• [SUPPLIED DATA]
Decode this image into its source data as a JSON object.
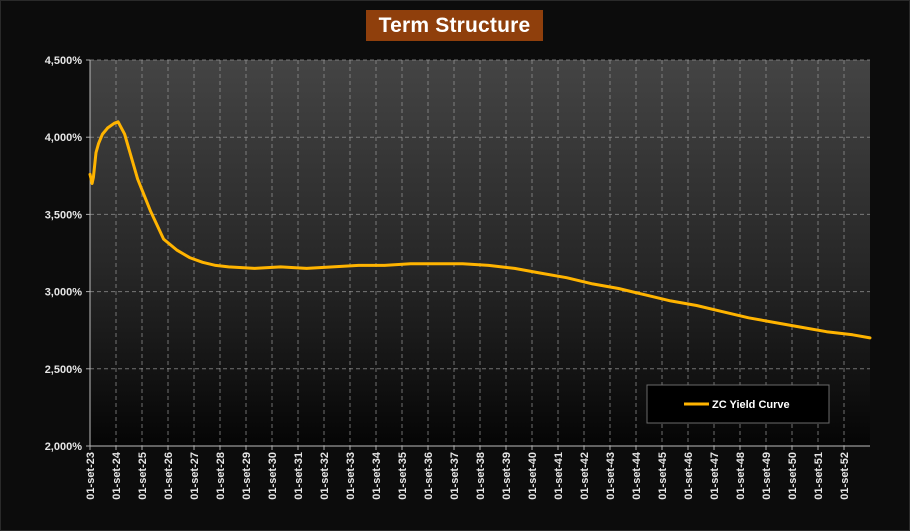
{
  "chart_data": {
    "type": "line",
    "title": "Term Structure",
    "xlabel": "",
    "ylabel": "",
    "ylim": [
      2.0,
      4.5
    ],
    "y_ticks": [
      "2,000%",
      "2,500%",
      "3,000%",
      "3,500%",
      "4,000%",
      "4,500%"
    ],
    "x_ticks": [
      "01-set-23",
      "01-set-24",
      "01-set-25",
      "01-set-26",
      "01-set-27",
      "01-set-28",
      "01-set-29",
      "01-set-30",
      "01-set-31",
      "01-set-32",
      "01-set-33",
      "01-set-34",
      "01-set-35",
      "01-set-36",
      "01-set-37",
      "01-set-38",
      "01-set-39",
      "01-set-40",
      "01-set-41",
      "01-set-42",
      "01-set-43",
      "01-set-44",
      "01-set-45",
      "01-set-46",
      "01-set-47",
      "01-set-48",
      "01-set-49",
      "01-set-50",
      "01-set-51",
      "01-set-52"
    ],
    "grid": true,
    "legend_position": "bottom-right",
    "series": [
      {
        "name": "ZC Yield Curve",
        "color": "#ffb400",
        "x": [
          2023.67,
          2023.75,
          2023.8,
          2023.9,
          2024.0,
          2024.15,
          2024.35,
          2024.6,
          2024.75,
          2025.0,
          2025.5,
          2026.0,
          2026.5,
          2027.0,
          2027.5,
          2028.0,
          2028.5,
          2029.0,
          2030.0,
          2031.0,
          2032.0,
          2033.0,
          2034.0,
          2035.0,
          2036.0,
          2037.0,
          2038.0,
          2039.0,
          2040.0,
          2041.0,
          2042.0,
          2043.0,
          2044.0,
          2045.0,
          2046.0,
          2047.0,
          2048.0,
          2049.0,
          2050.0,
          2051.0,
          2052.0,
          2053.0,
          2053.67
        ],
        "y": [
          3.76,
          3.7,
          3.74,
          3.9,
          3.96,
          4.02,
          4.06,
          4.09,
          4.1,
          4.02,
          3.73,
          3.52,
          3.34,
          3.27,
          3.22,
          3.19,
          3.17,
          3.16,
          3.15,
          3.16,
          3.15,
          3.16,
          3.17,
          3.17,
          3.18,
          3.18,
          3.18,
          3.17,
          3.15,
          3.12,
          3.09,
          3.05,
          3.02,
          2.98,
          2.94,
          2.91,
          2.87,
          2.83,
          2.8,
          2.77,
          2.74,
          2.72,
          2.7
        ]
      }
    ]
  }
}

• [REQUIREMENTS]
Nothing but the pictures may be dropped; output the records above exactly.

• [ANSWER TO THE PROBLEM]
Decode this image into its source data as a JSON object.
{
  "chart_data": {
    "type": "line",
    "title": "Term Structure",
    "xlabel": "",
    "ylabel": "",
    "ylim": [
      2.0,
      4.5
    ],
    "y_ticks": [
      "2,000%",
      "2,500%",
      "3,000%",
      "3,500%",
      "4,000%",
      "4,500%"
    ],
    "x_ticks": [
      "01-set-23",
      "01-set-24",
      "01-set-25",
      "01-set-26",
      "01-set-27",
      "01-set-28",
      "01-set-29",
      "01-set-30",
      "01-set-31",
      "01-set-32",
      "01-set-33",
      "01-set-34",
      "01-set-35",
      "01-set-36",
      "01-set-37",
      "01-set-38",
      "01-set-39",
      "01-set-40",
      "01-set-41",
      "01-set-42",
      "01-set-43",
      "01-set-44",
      "01-set-45",
      "01-set-46",
      "01-set-47",
      "01-set-48",
      "01-set-49",
      "01-set-50",
      "01-set-51",
      "01-set-52"
    ],
    "grid": true,
    "legend_position": "bottom-right",
    "series": [
      {
        "name": "ZC Yield Curve",
        "color": "#ffb400",
        "x": [
          2023.67,
          2023.75,
          2023.8,
          2023.9,
          2024.0,
          2024.15,
          2024.35,
          2024.6,
          2024.75,
          2025.0,
          2025.5,
          2026.0,
          2026.5,
          2027.0,
          2027.5,
          2028.0,
          2028.5,
          2029.0,
          2030.0,
          2031.0,
          2032.0,
          2033.0,
          2034.0,
          2035.0,
          2036.0,
          2037.0,
          2038.0,
          2039.0,
          2040.0,
          2041.0,
          2042.0,
          2043.0,
          2044.0,
          2045.0,
          2046.0,
          2047.0,
          2048.0,
          2049.0,
          2050.0,
          2051.0,
          2052.0,
          2053.0,
          2053.67
        ],
        "y": [
          3.76,
          3.7,
          3.74,
          3.9,
          3.96,
          4.02,
          4.06,
          4.09,
          4.1,
          4.02,
          3.73,
          3.52,
          3.34,
          3.27,
          3.22,
          3.19,
          3.17,
          3.16,
          3.15,
          3.16,
          3.15,
          3.16,
          3.17,
          3.17,
          3.18,
          3.18,
          3.18,
          3.17,
          3.15,
          3.12,
          3.09,
          3.05,
          3.02,
          2.98,
          2.94,
          2.91,
          2.87,
          2.83,
          2.8,
          2.77,
          2.74,
          2.72,
          2.7
        ]
      }
    ]
  }
}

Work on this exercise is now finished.